Records supplied:
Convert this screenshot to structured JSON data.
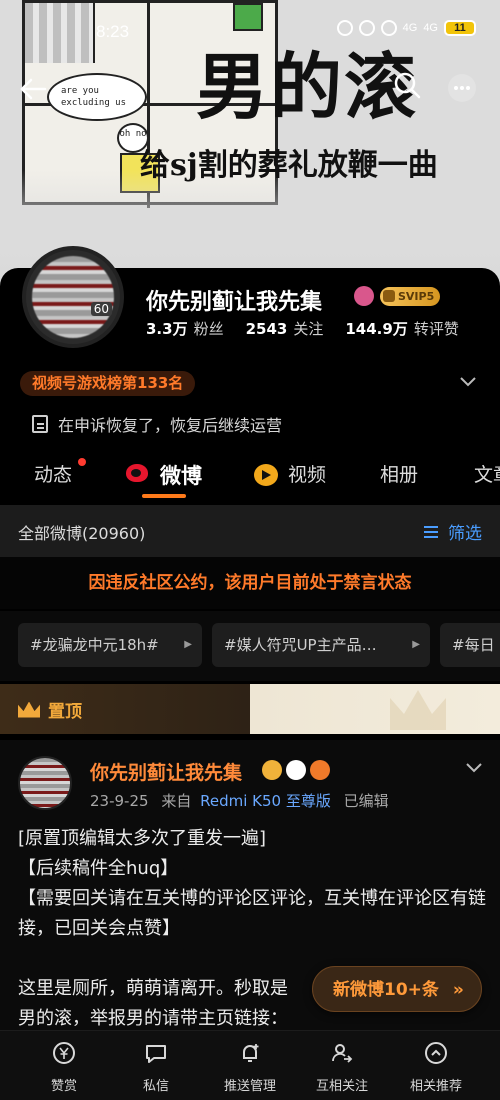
{
  "status_bar": {
    "time": "8:23",
    "network_a": "4G",
    "network_b": "4G",
    "battery": "11"
  },
  "banner": {
    "title": "男的滚",
    "subtitle": "给sj割的葬礼放鞭一曲",
    "comic_bubble_text": "are you excluding us",
    "comic_small_bubble": "oh no"
  },
  "profile": {
    "name": "你先别蓟让我先集",
    "vip_label": "SVIP5",
    "avatar_badge": "60",
    "stats": [
      {
        "value": "3.3万",
        "label": "粉丝"
      },
      {
        "value": "2543",
        "label": "关注"
      },
      {
        "value": "144.9万",
        "label": "转评赞"
      }
    ],
    "rank_pill": "视频号游戏榜第133名",
    "notice": "在申诉恢复了，恢复后继续运营"
  },
  "tabs": [
    {
      "label": "动态"
    },
    {
      "label": "微博"
    },
    {
      "label": "视频"
    },
    {
      "label": "相册"
    },
    {
      "label": "文章"
    }
  ],
  "filter": {
    "all_label": "全部微博(20960)",
    "filter_label": "筛选"
  },
  "ban_notice": "因违反社区公约，该用户目前处于禁言状态",
  "topics": [
    {
      "label": "#龙骗龙中元18h#"
    },
    {
      "label": "#媒人符咒UP主产品…"
    },
    {
      "label": "#每日"
    }
  ],
  "pinned_label": "置顶",
  "post": {
    "author": "你先别蓟让我先集",
    "date": "23-9-25",
    "from_label": "来自",
    "device": "Redmi K50 至尊版",
    "edited": "已编辑",
    "body": "[原置顶编辑太多次了重发一遍]\n【后续稿件全huq】\n【需要回关请在互关博的评论区评论，互关博在评论区有链接，已回关会点赞】\n\n这里是厕所，萌萌请离开。秒取是\n男的滚，举报男的请带主页链接："
  },
  "new_posts_pill": "新微博10+条",
  "bottom_bar": [
    {
      "label": "赞赏",
      "icon": "yen-icon"
    },
    {
      "label": "私信",
      "icon": "message-icon"
    },
    {
      "label": "推送管理",
      "icon": "bell-plus-icon"
    },
    {
      "label": "互相关注",
      "icon": "mutual-follow-icon"
    },
    {
      "label": "相关推荐",
      "icon": "recommend-icon"
    }
  ],
  "colors": {
    "accent_orange": "#ff7a2a",
    "link_blue": "#4a9dff",
    "background": "#000000"
  }
}
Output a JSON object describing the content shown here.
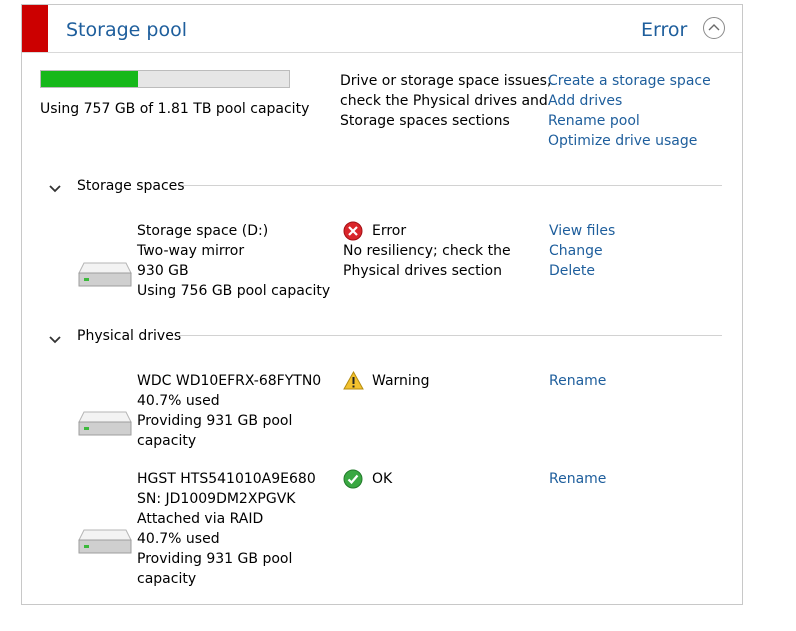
{
  "header": {
    "title": "Storage pool",
    "status": "Error",
    "accent_color": "#cc0000",
    "collapse_icon": "chevron-up-circle"
  },
  "pool": {
    "usage_fraction": 0.3915,
    "usage_text": "Using 757 GB of 1.81 TB pool capacity",
    "message_line1": "Drive or storage space issues;",
    "message_line2": "check the Physical drives and",
    "message_line3": "Storage spaces sections",
    "actions": [
      "Create a storage space",
      "Add drives",
      "Rename pool",
      "Optimize drive usage"
    ]
  },
  "storage_spaces": {
    "heading": "Storage spaces",
    "items": [
      {
        "lines": [
          "Storage space (D:)",
          "Two-way mirror",
          "930 GB",
          "Using 756 GB pool capacity"
        ],
        "status": "Error",
        "status_icon": "error-icon",
        "status_detail": [
          "No resiliency; check the",
          "Physical drives section"
        ],
        "actions": [
          "View files",
          "Change",
          "Delete"
        ]
      }
    ]
  },
  "physical_drives": {
    "heading": "Physical drives",
    "items": [
      {
        "lines": [
          "WDC WD10EFRX-68FYTN0",
          "40.7% used",
          "Providing 931 GB pool",
          "capacity"
        ],
        "status": "Warning",
        "status_icon": "warning-icon",
        "actions": [
          "Rename"
        ]
      },
      {
        "lines": [
          "HGST HTS541010A9E680",
          "SN: JD1009DM2XPGVK",
          "Attached via RAID",
          "40.7% used",
          "Providing 931 GB pool",
          "capacity"
        ],
        "status": "OK",
        "status_icon": "ok-icon",
        "actions": [
          "Rename"
        ]
      }
    ]
  },
  "colors": {
    "link": "#1e5e9c",
    "usage_bar": "#16b81a",
    "error": "#d9262b",
    "warning": "#f2c12e",
    "ok": "#3aa842"
  }
}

Work to be completed: Would you mind returning each entry above word for word, skipping the images?

Correct result:
Convert this screenshot to structured JSON data.
{
  "status_bar": {
    "time": "8:23",
    "network_a": "4G",
    "network_b": "4G",
    "battery": "11"
  },
  "banner": {
    "title": "男的滚",
    "subtitle": "给sj割的葬礼放鞭一曲",
    "comic_bubble_text": "are you excluding us",
    "comic_small_bubble": "oh no"
  },
  "profile": {
    "name": "你先别蓟让我先集",
    "vip_label": "SVIP5",
    "avatar_badge": "60",
    "stats": [
      {
        "value": "3.3万",
        "label": "粉丝"
      },
      {
        "value": "2543",
        "label": "关注"
      },
      {
        "value": "144.9万",
        "label": "转评赞"
      }
    ],
    "rank_pill": "视频号游戏榜第133名",
    "notice": "在申诉恢复了，恢复后继续运营"
  },
  "tabs": [
    {
      "label": "动态"
    },
    {
      "label": "微博"
    },
    {
      "label": "视频"
    },
    {
      "label": "相册"
    },
    {
      "label": "文章"
    }
  ],
  "filter": {
    "all_label": "全部微博(20960)",
    "filter_label": "筛选"
  },
  "ban_notice": "因违反社区公约，该用户目前处于禁言状态",
  "topics": [
    {
      "label": "#龙骗龙中元18h#"
    },
    {
      "label": "#媒人符咒UP主产品…"
    },
    {
      "label": "#每日"
    }
  ],
  "pinned_label": "置顶",
  "post": {
    "author": "你先别蓟让我先集",
    "date": "23-9-25",
    "from_label": "来自",
    "device": "Redmi K50 至尊版",
    "edited": "已编辑",
    "body": "[原置顶编辑太多次了重发一遍]\n【后续稿件全huq】\n【需要回关请在互关博的评论区评论，互关博在评论区有链接，已回关会点赞】\n\n这里是厕所，萌萌请离开。秒取是\n男的滚，举报男的请带主页链接："
  },
  "new_posts_pill": "新微博10+条",
  "bottom_bar": [
    {
      "label": "赞赏",
      "icon": "yen-icon"
    },
    {
      "label": "私信",
      "icon": "message-icon"
    },
    {
      "label": "推送管理",
      "icon": "bell-plus-icon"
    },
    {
      "label": "互相关注",
      "icon": "mutual-follow-icon"
    },
    {
      "label": "相关推荐",
      "icon": "recommend-icon"
    }
  ],
  "colors": {
    "accent_orange": "#ff7a2a",
    "link_blue": "#4a9dff",
    "background": "#000000"
  }
}
Output a JSON object describing the content shown here.
{
  "header": {
    "title": "Storage pool",
    "status": "Error",
    "accent_color": "#cc0000",
    "collapse_icon": "chevron-up-circle"
  },
  "pool": {
    "usage_fraction": 0.3915,
    "usage_text": "Using 757 GB of 1.81 TB pool capacity",
    "message_line1": "Drive or storage space issues;",
    "message_line2": "check the Physical drives and",
    "message_line3": "Storage spaces sections",
    "actions": [
      "Create a storage space",
      "Add drives",
      "Rename pool",
      "Optimize drive usage"
    ]
  },
  "storage_spaces": {
    "heading": "Storage spaces",
    "items": [
      {
        "lines": [
          "Storage space (D:)",
          "Two-way mirror",
          "930 GB",
          "Using 756 GB pool capacity"
        ],
        "status": "Error",
        "status_icon": "error-icon",
        "status_detail": [
          "No resiliency; check the",
          "Physical drives section"
        ],
        "actions": [
          "View files",
          "Change",
          "Delete"
        ]
      }
    ]
  },
  "physical_drives": {
    "heading": "Physical drives",
    "items": [
      {
        "lines": [
          "WDC WD10EFRX-68FYTN0",
          "40.7% used",
          "Providing 931 GB pool",
          "capacity"
        ],
        "status": "Warning",
        "status_icon": "warning-icon",
        "actions": [
          "Rename"
        ]
      },
      {
        "lines": [
          "HGST HTS541010A9E680",
          "SN: JD1009DM2XPGVK",
          "Attached via RAID",
          "40.7% used",
          "Providing 931 GB pool",
          "capacity"
        ],
        "status": "OK",
        "status_icon": "ok-icon",
        "actions": [
          "Rename"
        ]
      }
    ]
  },
  "colors": {
    "link": "#1e5e9c",
    "usage_bar": "#16b81a",
    "error": "#d9262b",
    "warning": "#f2c12e",
    "ok": "#3aa842"
  }
}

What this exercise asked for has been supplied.